Stated exercise: Repeat each entry as written, dropping any picture you find.

Entries supplied:
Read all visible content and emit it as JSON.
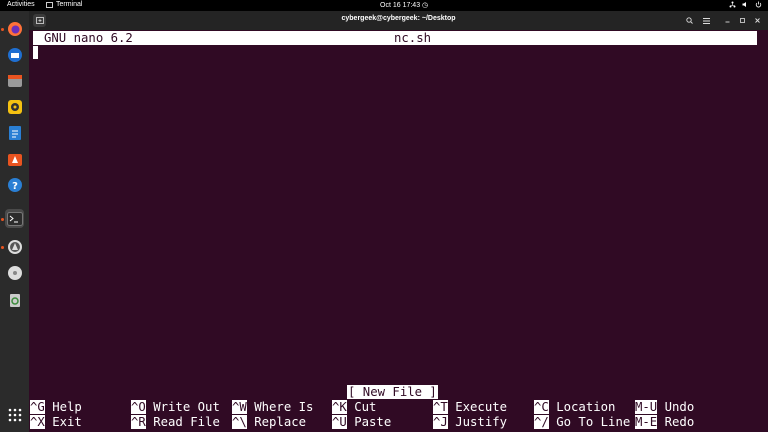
{
  "topbar": {
    "activities": "Activities",
    "app_name": "Terminal",
    "clock": "Oct 16  17:43"
  },
  "window": {
    "title": "cybergeek@cybergeek: ~/Desktop"
  },
  "nano": {
    "version": "GNU nano 6.2",
    "filename": "nc.sh",
    "status": "[ New File ]",
    "shortcuts_row1": [
      {
        "key": "^G",
        "label": "Help"
      },
      {
        "key": "^O",
        "label": "Write Out"
      },
      {
        "key": "^W",
        "label": "Where Is"
      },
      {
        "key": "^K",
        "label": "Cut"
      },
      {
        "key": "^T",
        "label": "Execute"
      },
      {
        "key": "^C",
        "label": "Location"
      },
      {
        "key": "M-U",
        "label": "Undo"
      }
    ],
    "shortcuts_row2": [
      {
        "key": "^X",
        "label": "Exit"
      },
      {
        "key": "^R",
        "label": "Read File"
      },
      {
        "key": "^\\",
        "label": "Replace"
      },
      {
        "key": "^U",
        "label": "Paste"
      },
      {
        "key": "^J",
        "label": "Justify"
      },
      {
        "key": "^/",
        "label": "Go To Line"
      },
      {
        "key": "M-E",
        "label": "Redo"
      }
    ]
  },
  "dock": [
    "firefox-icon",
    "thunderbird-icon",
    "files-icon",
    "rhythmbox-icon",
    "writer-icon",
    "software-icon",
    "help-icon",
    "terminal-icon",
    "updater-icon",
    "dvd-icon",
    "trash-icon",
    "app-grid-icon"
  ],
  "colors": {
    "terminal_bg": "#300a24",
    "accent": "#e95420"
  }
}
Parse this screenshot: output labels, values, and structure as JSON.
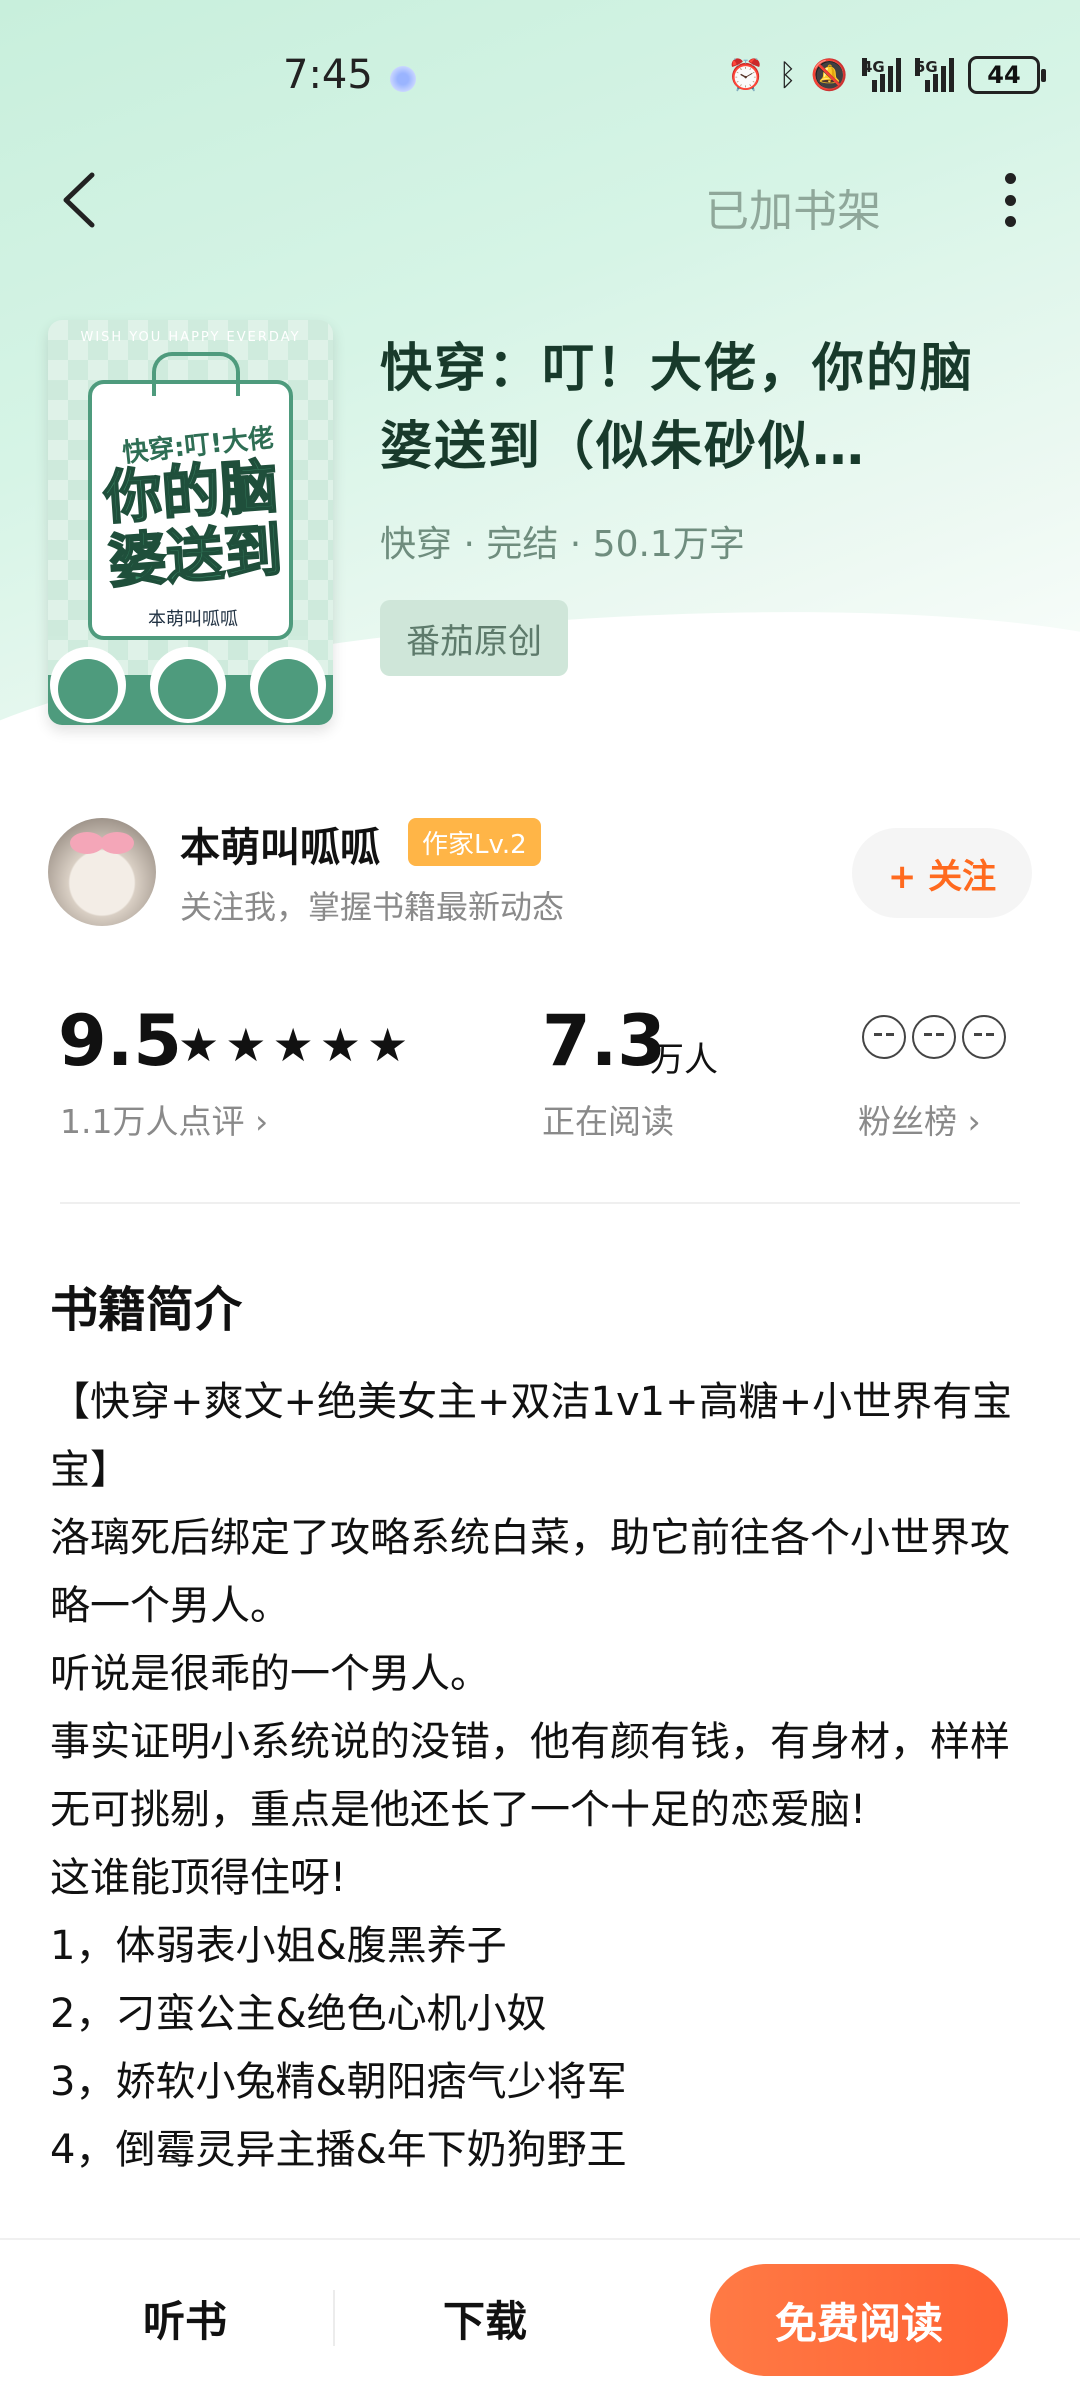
{
  "status_bar": {
    "time": "7:45",
    "network_1": "4G",
    "network_2": "5G",
    "battery": "44"
  },
  "nav": {
    "shelf_status": "已加书架"
  },
  "book": {
    "cover": {
      "top_text": "WISH YOU HAPPY EVERDAY",
      "title_small": "快穿:叮!大佬",
      "title_big": "你的脑婆送到",
      "author": "本萌叫呱呱"
    },
    "title": "快穿：叮！大佬，你的脑婆送到（似朱砂似…",
    "meta": "快穿 · 完结 · 50.1万字",
    "tag": "番茄原创"
  },
  "author": {
    "name": "本萌叫呱呱",
    "badge": "作家Lv.2",
    "description": "关注我，掌握书籍最新动态",
    "follow_label": "+ 关注"
  },
  "stats": {
    "score": "9.5",
    "stars": "★★★★★",
    "reviews": "1.1万人点评 ›",
    "readers": "7.3",
    "readers_unit": "万人",
    "readers_label": "正在阅读",
    "fans_label": "粉丝榜 ›"
  },
  "intro": {
    "title": "书籍简介",
    "lines": [
      "【快穿+爽文+绝美女主+双洁1v1+高糖+小世界有宝宝】",
      "洛璃死后绑定了攻略系统白菜，助它前往各个小世界攻略一个男人。",
      "听说是很乖的一个男人。",
      "事实证明小系统说的没错，他有颜有钱，有身材，样样无可挑剔，重点是他还长了一个十足的恋爱脑!",
      "这谁能顶得住呀!",
      "1，体弱表小姐&腹黑养子",
      "2，刁蛮公主&绝色心机小奴",
      "3，娇软小兔精&朝阳痞气少将军",
      "4，倒霉灵异主播&年下奶狗野王"
    ]
  },
  "bottom_bar": {
    "listen": "听书",
    "download": "下载",
    "read": "免费阅读"
  },
  "colors": {
    "accent": "#ff6a1f",
    "hero_green": "#c8efdc",
    "badge": "#ffb547"
  }
}
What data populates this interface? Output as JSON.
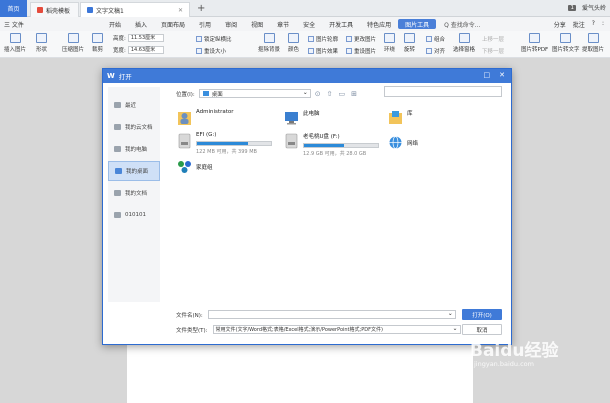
{
  "tabs": [
    {
      "label": "首页"
    },
    {
      "label": "稻壳模板"
    },
    {
      "label": "文字文稿1"
    }
  ],
  "titlebar_right": {
    "badge": "1",
    "user": "爱气头岭"
  },
  "menu": {
    "file": "三 文件",
    "items": [
      "开始",
      "插入",
      "页面布局",
      "引用",
      "审阅",
      "视图",
      "章节",
      "安全",
      "开发工具",
      "特色应用",
      "图片工具"
    ],
    "search": "Q 查找命令...",
    "right": [
      "分享",
      "批注",
      "?",
      ":"
    ]
  },
  "ribbon": {
    "insert_pic": "插入图片",
    "shape": "形状",
    "compress": "压缩图片",
    "crop": "裁剪",
    "height_label": "高度:",
    "height_val": "11.53厘米",
    "width_label": "宽度:",
    "width_val": "14.63厘米",
    "lock_ratio": "锁定纵横比",
    "reset_size": "重设大小",
    "cutout": "抠除背景",
    "color": "颜色",
    "pic_outline": "图片轮廓",
    "pic_effect": "图片效果",
    "change_pic": "更改图片",
    "reset_pic": "重设图片",
    "wrap": "环绕",
    "rotate": "旋转",
    "align": "对齐",
    "combine": "组合",
    "select_pane": "选择窗格",
    "up_layer": "上移一层",
    "down_layer": "下移一层",
    "to_pdf": "图片转PDF",
    "to_text": "图片转文字",
    "extract": "提取图片"
  },
  "dialog": {
    "title": "打开",
    "logo": "W",
    "location_label": "位置(I):",
    "location_value": "桌面",
    "sidebar": [
      {
        "label": "最近"
      },
      {
        "label": "我的云文档"
      },
      {
        "label": "我的电脑"
      },
      {
        "label": "我的桌面"
      },
      {
        "label": "我的文档"
      },
      {
        "label": "010101"
      }
    ],
    "items": {
      "admin": "Administrator",
      "thispc": "此电脑",
      "lib": "库",
      "efi_name": "EFI (G:)",
      "efi_cap": "122 MB 可用，共 399 MB",
      "usb_name": "老毛桃U盘 (F:)",
      "usb_cap": "12.9 GB 可用，共 28.0 GB",
      "network": "网络",
      "homegroup": "家庭组"
    },
    "efi_used": 0.69,
    "usb_used": 0.54,
    "filename_label": "文件名(N):",
    "filetype_label": "文件类型(T):",
    "filetype_value": "常用文件(文字/Word格式;表格/Excel格式;演示/PowerPoint格式;PDF文件)",
    "open_btn": "打开(O)",
    "cancel_btn": "取消"
  },
  "watermark": {
    "line1": "Baidu经验",
    "line2": "jingyan.baidu.com"
  }
}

Exercise output:
Read all visible content and emit it as JSON.
{
  "topbar": {
    "activities": "Activities",
    "app_name": "Terminal",
    "clock": "Oct 16  17:43"
  },
  "window": {
    "title": "cybergeek@cybergeek: ~/Desktop"
  },
  "nano": {
    "version": "GNU nano 6.2",
    "filename": "nc.sh",
    "status": "[ New File ]",
    "shortcuts_row1": [
      {
        "key": "^G",
        "label": "Help"
      },
      {
        "key": "^O",
        "label": "Write Out"
      },
      {
        "key": "^W",
        "label": "Where Is"
      },
      {
        "key": "^K",
        "label": "Cut"
      },
      {
        "key": "^T",
        "label": "Execute"
      },
      {
        "key": "^C",
        "label": "Location"
      },
      {
        "key": "M-U",
        "label": "Undo"
      }
    ],
    "shortcuts_row2": [
      {
        "key": "^X",
        "label": "Exit"
      },
      {
        "key": "^R",
        "label": "Read File"
      },
      {
        "key": "^\\",
        "label": "Replace"
      },
      {
        "key": "^U",
        "label": "Paste"
      },
      {
        "key": "^J",
        "label": "Justify"
      },
      {
        "key": "^/",
        "label": "Go To Line"
      },
      {
        "key": "M-E",
        "label": "Redo"
      }
    ]
  },
  "dock": [
    "firefox-icon",
    "thunderbird-icon",
    "files-icon",
    "rhythmbox-icon",
    "writer-icon",
    "software-icon",
    "help-icon",
    "terminal-icon",
    "updater-icon",
    "dvd-icon",
    "trash-icon",
    "app-grid-icon"
  ],
  "colors": {
    "terminal_bg": "#300a24",
    "accent": "#e95420"
  }
}
Parse this screenshot: output labels, values, and structure as JSON.
{
  "status_bar": {
    "time": "7:45",
    "network_1": "4G",
    "network_2": "5G",
    "battery": "44"
  },
  "nav": {
    "shelf_status": "已加书架"
  },
  "book": {
    "cover": {
      "top_text": "WISH YOU HAPPY EVERDAY",
      "title_small": "快穿:叮!大佬",
      "title_big": "你的脑婆送到",
      "author": "本萌叫呱呱"
    },
    "title": "快穿：叮！大佬，你的脑婆送到（似朱砂似…",
    "meta": "快穿 · 完结 · 50.1万字",
    "tag": "番茄原创"
  },
  "author": {
    "name": "本萌叫呱呱",
    "badge": "作家Lv.2",
    "description": "关注我，掌握书籍最新动态",
    "follow_label": "+ 关注"
  },
  "stats": {
    "score": "9.5",
    "stars": "★★★★★",
    "reviews": "1.1万人点评 ›",
    "readers": "7.3",
    "readers_unit": "万人",
    "readers_label": "正在阅读",
    "fans_label": "粉丝榜 ›"
  },
  "intro": {
    "title": "书籍简介",
    "lines": [
      "【快穿+爽文+绝美女主+双洁1v1+高糖+小世界有宝宝】",
      "洛璃死后绑定了攻略系统白菜，助它前往各个小世界攻略一个男人。",
      "听说是很乖的一个男人。",
      "事实证明小系统说的没错，他有颜有钱，有身材，样样无可挑剔，重点是他还长了一个十足的恋爱脑!",
      "这谁能顶得住呀!",
      "1，体弱表小姐&腹黑养子",
      "2，刁蛮公主&绝色心机小奴",
      "3，娇软小兔精&朝阳痞气少将军",
      "4，倒霉灵异主播&年下奶狗野王"
    ]
  },
  "bottom_bar": {
    "listen": "听书",
    "download": "下载",
    "read": "免费阅读"
  },
  "colors": {
    "accent": "#ff6a1f",
    "hero_green": "#c8efdc",
    "badge": "#ffb547"
  }
}
What data populates this interface? Output as JSON.
{
  "tabs": [
    {
      "label": "首页"
    },
    {
      "label": "稻壳模板"
    },
    {
      "label": "文字文稿1"
    }
  ],
  "titlebar_right": {
    "badge": "1",
    "user": "爱气头岭"
  },
  "menu": {
    "file": "三 文件",
    "items": [
      "开始",
      "插入",
      "页面布局",
      "引用",
      "审阅",
      "视图",
      "章节",
      "安全",
      "开发工具",
      "特色应用",
      "图片工具"
    ],
    "search": "Q 查找命令...",
    "right": [
      "分享",
      "批注",
      "?",
      ":"
    ]
  },
  "ribbon": {
    "insert_pic": "插入图片",
    "shape": "形状",
    "compress": "压缩图片",
    "crop": "裁剪",
    "height_label": "高度:",
    "height_val": "11.53厘米",
    "width_label": "宽度:",
    "width_val": "14.63厘米",
    "lock_ratio": "锁定纵横比",
    "reset_size": "重设大小",
    "cutout": "抠除背景",
    "color": "颜色",
    "pic_outline": "图片轮廓",
    "pic_effect": "图片效果",
    "change_pic": "更改图片",
    "reset_pic": "重设图片",
    "wrap": "环绕",
    "rotate": "旋转",
    "align": "对齐",
    "combine": "组合",
    "select_pane": "选择窗格",
    "up_layer": "上移一层",
    "down_layer": "下移一层",
    "to_pdf": "图片转PDF",
    "to_text": "图片转文字",
    "extract": "提取图片"
  },
  "dialog": {
    "title": "打开",
    "logo": "W",
    "location_label": "位置(I):",
    "location_value": "桌面",
    "sidebar": [
      {
        "label": "最近"
      },
      {
        "label": "我的云文档"
      },
      {
        "label": "我的电脑"
      },
      {
        "label": "我的桌面"
      },
      {
        "label": "我的文档"
      },
      {
        "label": "010101"
      }
    ],
    "items": {
      "admin": "Administrator",
      "thispc": "此电脑",
      "lib": "库",
      "efi_name": "EFI (G:)",
      "efi_cap": "122 MB 可用，共 399 MB",
      "usb_name": "老毛桃U盘 (F:)",
      "usb_cap": "12.9 GB 可用，共 28.0 GB",
      "network": "网络",
      "homegroup": "家庭组"
    },
    "efi_used": 0.69,
    "usb_used": 0.54,
    "filename_label": "文件名(N):",
    "filetype_label": "文件类型(T):",
    "filetype_value": "常用文件(文字/Word格式;表格/Excel格式;演示/PowerPoint格式;PDF文件)",
    "open_btn": "打开(O)",
    "cancel_btn": "取消"
  },
  "watermark": {
    "line1": "Baidu经验",
    "line2": "jingyan.baidu.com"
  }
}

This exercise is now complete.